**What you will do:** Copy out each line of the material below that holds the string "一个学期以来".

**Material for the task:**
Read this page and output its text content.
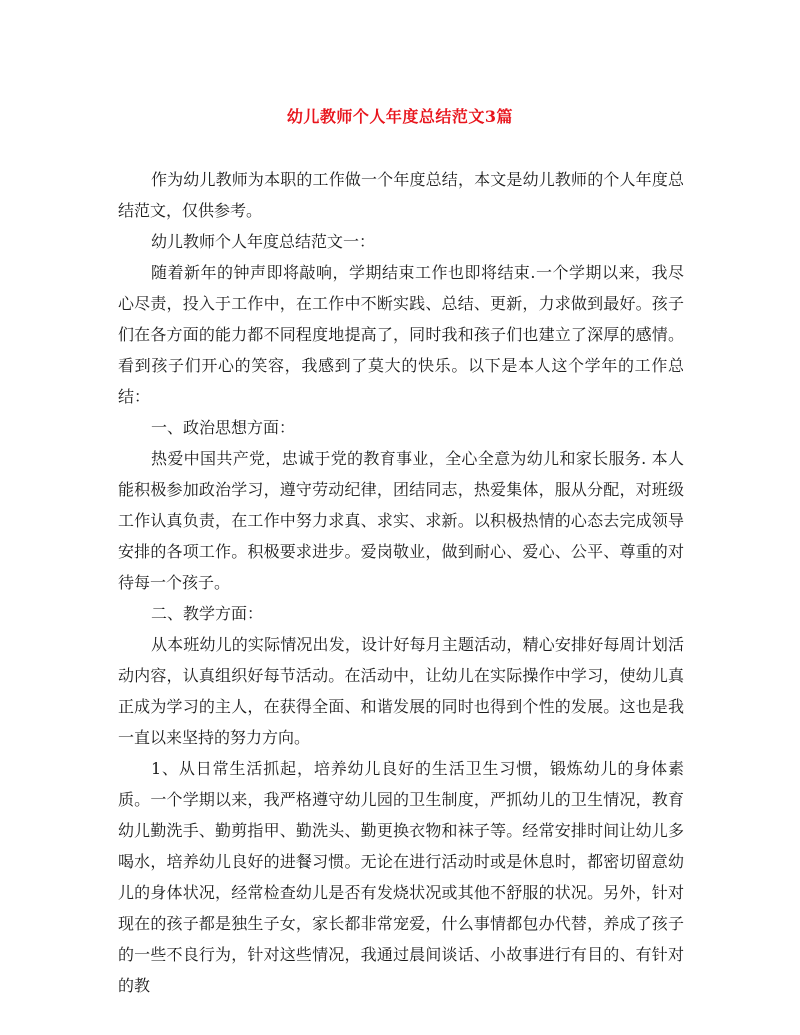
幼儿教师个人年度总结范文3篇

作为幼儿教师为本职的工作做一个年度总结，本文是幼儿教师的个人年度总结范文，仅供参考。

幼儿教师个人年度总结范文一：

随着新年的钟声即将敲响，学期结束工作也即将结束.一个学期以来，我尽心尽责，投入于工作中，在工作中不断实践、总结、更新，力求做到最好。孩子们在各方面的能力都不同程度地提高了，同时我和孩子们也建立了深厚的感情。看到孩子们开心的笑容，我感到了莫大的快乐。以下是本人这个学年的工作总结：

一、政治思想方面：

热爱中国共产党，忠诚于党的教育事业，全心全意为幼儿和家长服务. 本人能积极参加政治学习，遵守劳动纪律，团结同志，热爱集体，服从分配，对班级工作认真负责，在工作中努力求真、求实、求新。以积极热情的心态去完成领导安排的各项工作。积极要求进步。爱岗敬业，做到耐心、爱心、公平、尊重的对待每一个孩子。

二、教学方面：

从本班幼儿的实际情况出发，设计好每月主题活动，精心安排好每周计划活动内容，认真组织好每节活动。在活动中，让幼儿在实际操作中学习，使幼儿真正成为学习的主人，在获得全面、和谐发展的同时也得到个性的发展。这也是我一直以来坚持的努力方向。

1、从日常生活抓起，培养幼儿良好的生活卫生习惯，锻炼幼儿的身体素质。一个学期以来，我严格遵守幼儿园的卫生制度，严抓幼儿的卫生情况，教育幼儿勤洗手、勤剪指甲、勤洗头、勤更换衣物和袜子等。经常安排时间让幼儿多喝水，培养幼儿良好的进餐习惯。无论在进行活动时或是休息时，都密切留意幼儿的身体状况，经常检查幼儿是否有发烧状况或其他不舒服的状况。另外，针对现在的孩子都是独生子女，家长都非常宠爱，什么事情都包办代替，养成了孩子的一些不良行为，针对这些情况，我通过晨间谈话、小故事进行有目的、有针对的教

**Written reply:**
随着新年的钟声即将敲响，学期结束工作也即将结束.一个学期以来，我尽心尽责，投入于工作中，在工作中不断实践、总结、更新，力求做到最好。孩子们在各方面的能力都不同程度地提高了，同时我和孩子们也建立了深厚的感情。看到孩子们开心的笑容，我感到了莫大的快乐。以下是本人这个学年的工作总结：
1、从日常生活抓起，培养幼儿良好的生活卫生习惯，锻炼幼儿的身体素质。一个学期以来，我严格遵守幼儿园的卫生制度，严抓幼儿的卫生情况，教育幼儿勤洗手、勤剪指甲、勤洗头、勤更换衣物和袜子等。经常安排时间让幼儿多喝水，培养幼儿良好的进餐习惯。无论在进行活动时或是休息时，都密切留意幼儿的身体状况，经常检查幼儿是否有发烧状况或其他不舒服的状况。另外，针对现在的孩子都是独生子女，家长都非常宠爱，什么事情都包办代替，养成了孩子的一些不良行为，针对这些情况，我通过晨间谈话、小故事进行有目的、有针对的教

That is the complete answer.